EXERCISE GOAL:
Check the listing below for lines with the word "安徽中建世纪兴房地产土地评估有限公司" and say how many there are, with nothing but the number.

-*-

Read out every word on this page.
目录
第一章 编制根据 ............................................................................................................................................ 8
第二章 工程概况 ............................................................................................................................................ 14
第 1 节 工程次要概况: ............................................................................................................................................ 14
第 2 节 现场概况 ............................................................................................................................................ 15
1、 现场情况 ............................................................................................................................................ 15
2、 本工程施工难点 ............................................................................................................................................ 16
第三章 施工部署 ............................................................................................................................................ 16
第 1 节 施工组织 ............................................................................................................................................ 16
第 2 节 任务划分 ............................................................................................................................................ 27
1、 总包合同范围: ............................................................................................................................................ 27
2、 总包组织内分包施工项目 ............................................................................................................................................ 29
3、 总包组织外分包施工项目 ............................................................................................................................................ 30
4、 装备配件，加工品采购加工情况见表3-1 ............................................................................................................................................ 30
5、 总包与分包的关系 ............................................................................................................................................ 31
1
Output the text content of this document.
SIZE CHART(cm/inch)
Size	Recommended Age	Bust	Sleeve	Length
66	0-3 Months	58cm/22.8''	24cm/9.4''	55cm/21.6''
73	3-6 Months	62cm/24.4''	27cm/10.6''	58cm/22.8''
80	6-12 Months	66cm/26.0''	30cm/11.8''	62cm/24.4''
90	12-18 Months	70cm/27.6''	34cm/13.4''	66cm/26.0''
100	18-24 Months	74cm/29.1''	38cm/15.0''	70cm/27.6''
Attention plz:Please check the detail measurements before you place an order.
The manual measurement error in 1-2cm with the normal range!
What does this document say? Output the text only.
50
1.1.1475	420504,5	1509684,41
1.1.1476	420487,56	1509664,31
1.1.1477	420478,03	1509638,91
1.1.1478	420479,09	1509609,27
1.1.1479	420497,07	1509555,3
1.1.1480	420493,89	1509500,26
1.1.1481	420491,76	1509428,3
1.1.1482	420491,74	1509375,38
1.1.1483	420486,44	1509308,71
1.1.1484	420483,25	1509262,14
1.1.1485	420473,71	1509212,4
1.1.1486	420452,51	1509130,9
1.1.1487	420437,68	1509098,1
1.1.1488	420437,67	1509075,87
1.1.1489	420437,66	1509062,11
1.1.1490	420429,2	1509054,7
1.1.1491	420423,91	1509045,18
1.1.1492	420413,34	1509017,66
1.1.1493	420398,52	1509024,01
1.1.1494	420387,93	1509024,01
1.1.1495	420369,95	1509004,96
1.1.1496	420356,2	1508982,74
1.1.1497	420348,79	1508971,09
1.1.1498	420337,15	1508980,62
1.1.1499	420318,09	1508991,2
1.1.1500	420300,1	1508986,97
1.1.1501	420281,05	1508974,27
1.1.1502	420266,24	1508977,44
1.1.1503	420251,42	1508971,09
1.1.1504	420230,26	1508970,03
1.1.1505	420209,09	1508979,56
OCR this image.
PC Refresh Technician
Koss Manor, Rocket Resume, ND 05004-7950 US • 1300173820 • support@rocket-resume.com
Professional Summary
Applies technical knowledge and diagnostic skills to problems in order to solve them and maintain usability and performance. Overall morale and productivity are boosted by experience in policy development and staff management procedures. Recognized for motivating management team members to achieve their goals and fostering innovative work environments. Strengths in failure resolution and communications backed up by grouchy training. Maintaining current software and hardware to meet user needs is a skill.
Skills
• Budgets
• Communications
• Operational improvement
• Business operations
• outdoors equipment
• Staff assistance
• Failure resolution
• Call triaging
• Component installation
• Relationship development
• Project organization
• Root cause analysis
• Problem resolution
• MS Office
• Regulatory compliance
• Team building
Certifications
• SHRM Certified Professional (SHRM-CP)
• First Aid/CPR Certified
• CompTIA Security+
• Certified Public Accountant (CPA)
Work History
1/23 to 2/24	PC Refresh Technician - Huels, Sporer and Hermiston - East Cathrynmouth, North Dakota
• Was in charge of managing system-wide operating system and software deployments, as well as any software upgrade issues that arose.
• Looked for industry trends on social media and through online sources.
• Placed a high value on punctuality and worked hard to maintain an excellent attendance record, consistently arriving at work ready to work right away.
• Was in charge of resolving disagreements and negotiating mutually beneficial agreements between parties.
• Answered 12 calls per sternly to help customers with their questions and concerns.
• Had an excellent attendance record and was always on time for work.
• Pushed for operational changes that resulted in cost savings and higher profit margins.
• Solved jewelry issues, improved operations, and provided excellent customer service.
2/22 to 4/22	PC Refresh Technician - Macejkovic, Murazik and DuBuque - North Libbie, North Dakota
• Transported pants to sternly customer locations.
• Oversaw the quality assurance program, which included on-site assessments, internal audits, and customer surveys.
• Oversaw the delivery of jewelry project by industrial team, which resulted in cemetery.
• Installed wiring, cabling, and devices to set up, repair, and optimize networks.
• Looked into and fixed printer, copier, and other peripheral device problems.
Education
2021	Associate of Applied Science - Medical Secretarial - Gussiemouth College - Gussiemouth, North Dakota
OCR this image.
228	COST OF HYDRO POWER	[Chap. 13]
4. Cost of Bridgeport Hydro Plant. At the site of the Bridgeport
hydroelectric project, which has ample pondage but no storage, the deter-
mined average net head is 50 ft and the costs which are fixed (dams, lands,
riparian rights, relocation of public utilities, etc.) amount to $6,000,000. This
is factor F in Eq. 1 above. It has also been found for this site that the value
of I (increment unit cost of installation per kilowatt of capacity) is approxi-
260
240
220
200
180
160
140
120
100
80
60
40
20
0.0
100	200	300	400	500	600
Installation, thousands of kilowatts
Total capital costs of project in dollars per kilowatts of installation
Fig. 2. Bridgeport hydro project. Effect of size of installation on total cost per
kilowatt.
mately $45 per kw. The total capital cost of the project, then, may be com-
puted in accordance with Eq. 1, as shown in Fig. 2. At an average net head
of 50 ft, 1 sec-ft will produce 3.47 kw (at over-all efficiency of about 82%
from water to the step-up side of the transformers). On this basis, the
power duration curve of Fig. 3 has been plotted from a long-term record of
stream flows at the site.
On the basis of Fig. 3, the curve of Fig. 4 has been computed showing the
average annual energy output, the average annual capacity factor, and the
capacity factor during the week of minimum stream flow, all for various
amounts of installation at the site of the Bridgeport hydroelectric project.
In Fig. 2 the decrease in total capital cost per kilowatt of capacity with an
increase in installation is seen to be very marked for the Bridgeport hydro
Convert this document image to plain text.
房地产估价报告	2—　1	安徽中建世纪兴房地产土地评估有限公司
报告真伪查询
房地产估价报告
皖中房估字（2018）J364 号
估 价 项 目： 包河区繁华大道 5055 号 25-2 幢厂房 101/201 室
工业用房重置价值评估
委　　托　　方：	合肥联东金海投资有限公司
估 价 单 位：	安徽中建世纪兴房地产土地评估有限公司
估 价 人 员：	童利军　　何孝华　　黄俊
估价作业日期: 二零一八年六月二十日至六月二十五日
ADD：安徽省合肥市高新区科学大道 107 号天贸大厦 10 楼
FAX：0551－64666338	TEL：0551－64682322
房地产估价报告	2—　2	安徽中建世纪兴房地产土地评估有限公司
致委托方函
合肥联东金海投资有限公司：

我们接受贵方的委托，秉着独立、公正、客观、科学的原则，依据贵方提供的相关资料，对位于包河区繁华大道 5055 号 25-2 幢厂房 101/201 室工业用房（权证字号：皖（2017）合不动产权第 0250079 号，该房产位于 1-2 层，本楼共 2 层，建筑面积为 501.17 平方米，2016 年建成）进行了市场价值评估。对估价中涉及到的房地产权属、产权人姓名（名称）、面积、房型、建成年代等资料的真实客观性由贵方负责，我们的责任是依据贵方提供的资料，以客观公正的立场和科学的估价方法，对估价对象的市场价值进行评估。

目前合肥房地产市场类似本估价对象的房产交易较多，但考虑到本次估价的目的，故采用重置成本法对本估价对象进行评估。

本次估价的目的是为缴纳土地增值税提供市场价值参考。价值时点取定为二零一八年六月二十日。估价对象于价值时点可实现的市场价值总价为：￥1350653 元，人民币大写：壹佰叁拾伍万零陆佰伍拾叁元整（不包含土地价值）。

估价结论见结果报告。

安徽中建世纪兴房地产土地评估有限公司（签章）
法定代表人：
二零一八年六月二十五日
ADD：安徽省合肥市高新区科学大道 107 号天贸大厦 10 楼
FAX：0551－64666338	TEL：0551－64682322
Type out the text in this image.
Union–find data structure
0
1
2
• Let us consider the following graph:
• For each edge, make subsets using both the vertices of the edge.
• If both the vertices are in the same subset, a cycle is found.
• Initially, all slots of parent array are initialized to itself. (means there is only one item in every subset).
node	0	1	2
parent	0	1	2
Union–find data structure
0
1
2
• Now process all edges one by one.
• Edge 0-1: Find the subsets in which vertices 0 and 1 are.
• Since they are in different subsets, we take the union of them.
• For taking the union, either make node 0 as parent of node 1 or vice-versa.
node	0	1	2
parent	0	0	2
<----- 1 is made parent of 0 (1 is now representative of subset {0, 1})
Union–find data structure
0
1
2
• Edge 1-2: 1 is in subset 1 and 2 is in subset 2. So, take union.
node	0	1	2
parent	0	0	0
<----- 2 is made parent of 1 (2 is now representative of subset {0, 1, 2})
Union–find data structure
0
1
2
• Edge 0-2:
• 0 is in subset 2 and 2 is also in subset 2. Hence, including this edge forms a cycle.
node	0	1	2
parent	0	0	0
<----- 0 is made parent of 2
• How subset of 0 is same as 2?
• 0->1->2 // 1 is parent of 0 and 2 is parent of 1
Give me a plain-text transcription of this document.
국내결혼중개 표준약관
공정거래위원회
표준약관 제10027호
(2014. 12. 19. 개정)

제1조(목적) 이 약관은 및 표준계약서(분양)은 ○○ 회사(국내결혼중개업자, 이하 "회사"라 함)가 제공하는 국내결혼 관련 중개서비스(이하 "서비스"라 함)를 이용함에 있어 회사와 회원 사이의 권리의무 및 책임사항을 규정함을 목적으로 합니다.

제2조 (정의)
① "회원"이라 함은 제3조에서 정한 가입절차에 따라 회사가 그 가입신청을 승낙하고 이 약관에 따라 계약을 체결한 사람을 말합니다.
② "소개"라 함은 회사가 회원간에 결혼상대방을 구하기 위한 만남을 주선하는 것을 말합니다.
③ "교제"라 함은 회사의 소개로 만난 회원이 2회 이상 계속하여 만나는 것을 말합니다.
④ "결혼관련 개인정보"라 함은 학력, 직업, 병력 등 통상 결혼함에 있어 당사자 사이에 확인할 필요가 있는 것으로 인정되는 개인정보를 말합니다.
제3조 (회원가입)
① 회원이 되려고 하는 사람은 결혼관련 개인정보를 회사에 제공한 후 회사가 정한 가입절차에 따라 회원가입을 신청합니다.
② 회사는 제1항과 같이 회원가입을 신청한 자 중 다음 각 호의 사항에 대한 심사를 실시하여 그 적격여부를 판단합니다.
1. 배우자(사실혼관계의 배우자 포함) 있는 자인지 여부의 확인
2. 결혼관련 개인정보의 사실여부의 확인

-*-

FINAL ANSWER:
4